- Stated problem -
Go through the entries below and retype them exactly, omitting each picture.

- Information given -

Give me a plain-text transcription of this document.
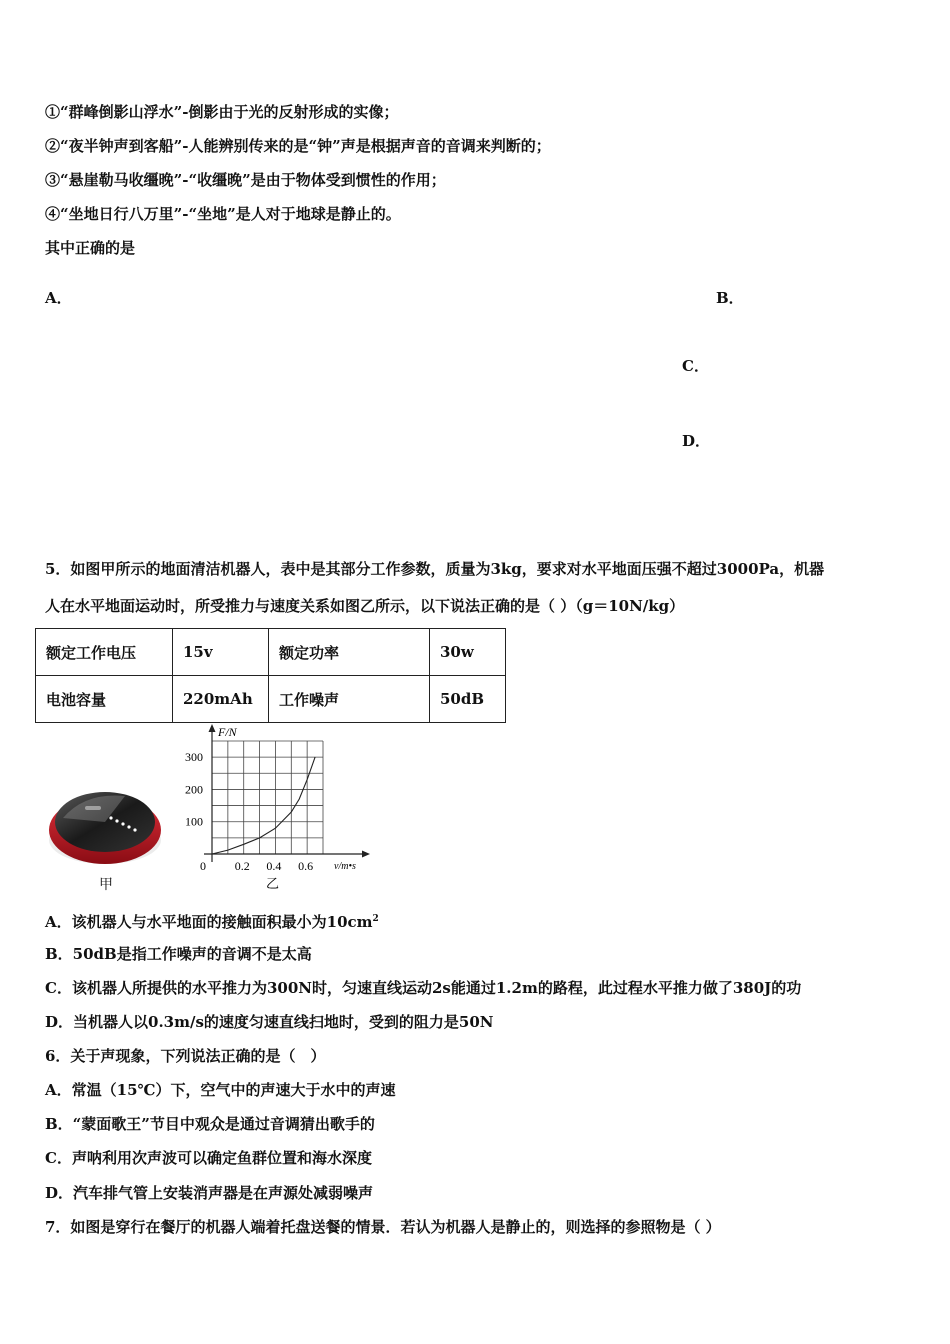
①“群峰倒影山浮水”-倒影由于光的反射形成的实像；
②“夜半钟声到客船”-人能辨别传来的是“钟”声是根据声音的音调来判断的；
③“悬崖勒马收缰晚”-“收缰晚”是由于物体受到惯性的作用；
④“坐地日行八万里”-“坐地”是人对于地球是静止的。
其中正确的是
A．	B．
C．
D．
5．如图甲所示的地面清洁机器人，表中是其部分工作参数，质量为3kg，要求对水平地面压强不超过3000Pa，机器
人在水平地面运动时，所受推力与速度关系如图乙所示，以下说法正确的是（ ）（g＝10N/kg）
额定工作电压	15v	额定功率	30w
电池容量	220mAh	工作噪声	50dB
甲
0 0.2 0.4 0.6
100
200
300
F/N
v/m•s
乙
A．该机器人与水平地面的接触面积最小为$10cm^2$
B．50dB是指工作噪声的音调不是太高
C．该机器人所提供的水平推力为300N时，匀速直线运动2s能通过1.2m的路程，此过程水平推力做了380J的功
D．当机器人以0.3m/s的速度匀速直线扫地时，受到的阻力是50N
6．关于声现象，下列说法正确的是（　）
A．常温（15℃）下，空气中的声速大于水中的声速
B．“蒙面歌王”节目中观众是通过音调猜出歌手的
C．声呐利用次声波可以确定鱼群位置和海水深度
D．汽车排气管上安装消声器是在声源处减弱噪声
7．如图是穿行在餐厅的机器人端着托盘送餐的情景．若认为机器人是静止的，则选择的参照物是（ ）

- Correct response -
Give me a plain-text transcription of this document.
①“群峰倒影山浮水”-倒影由于光的反射形成的实像；
②“夜半钟声到客船”-人能辨别传来的是“钟”声是根据声音的音调来判断的；
③“悬崖勒马收缰晚”-“收缰晚”是由于物体受到惯性的作用；
④“坐地日行八万里”-“坐地”是人对于地球是静止的。
其中正确的是
A．	B．
C．
D．
5．如图甲所示的地面清洁机器人，表中是其部分工作参数，质量为3kg，要求对水平地面压强不超过3000Pa，机器
人在水平地面运动时，所受推力与速度关系如图乙所示，以下说法正确的是（ ）（g＝10N/kg）
额定工作电压	15v	额定功率	30w
电池容量	220mAh	工作噪声	50dB
甲
0 0.2 0.4 0.6
100
200
300
F/N
v/m•s
乙
A．该机器人与水平地面的接触面积最小为$10cm^2$
B．50dB是指工作噪声的音调不是太高
C．该机器人所提供的水平推力为300N时，匀速直线运动2s能通过1.2m的路程，此过程水平推力做了380J的功
D．当机器人以0.3m/s的速度匀速直线扫地时，受到的阻力是50N
6．关于声现象，下列说法正确的是（　）
A．常温（15℃）下，空气中的声速大于水中的声速
B．“蒙面歌王”节目中观众是通过音调猜出歌手的
C．声呐利用次声波可以确定鱼群位置和海水深度
D．汽车排气管上安装消声器是在声源处减弱噪声
7．如图是穿行在餐厅的机器人端着托盘送餐的情景．若认为机器人是静止的，则选择的参照物是（ ）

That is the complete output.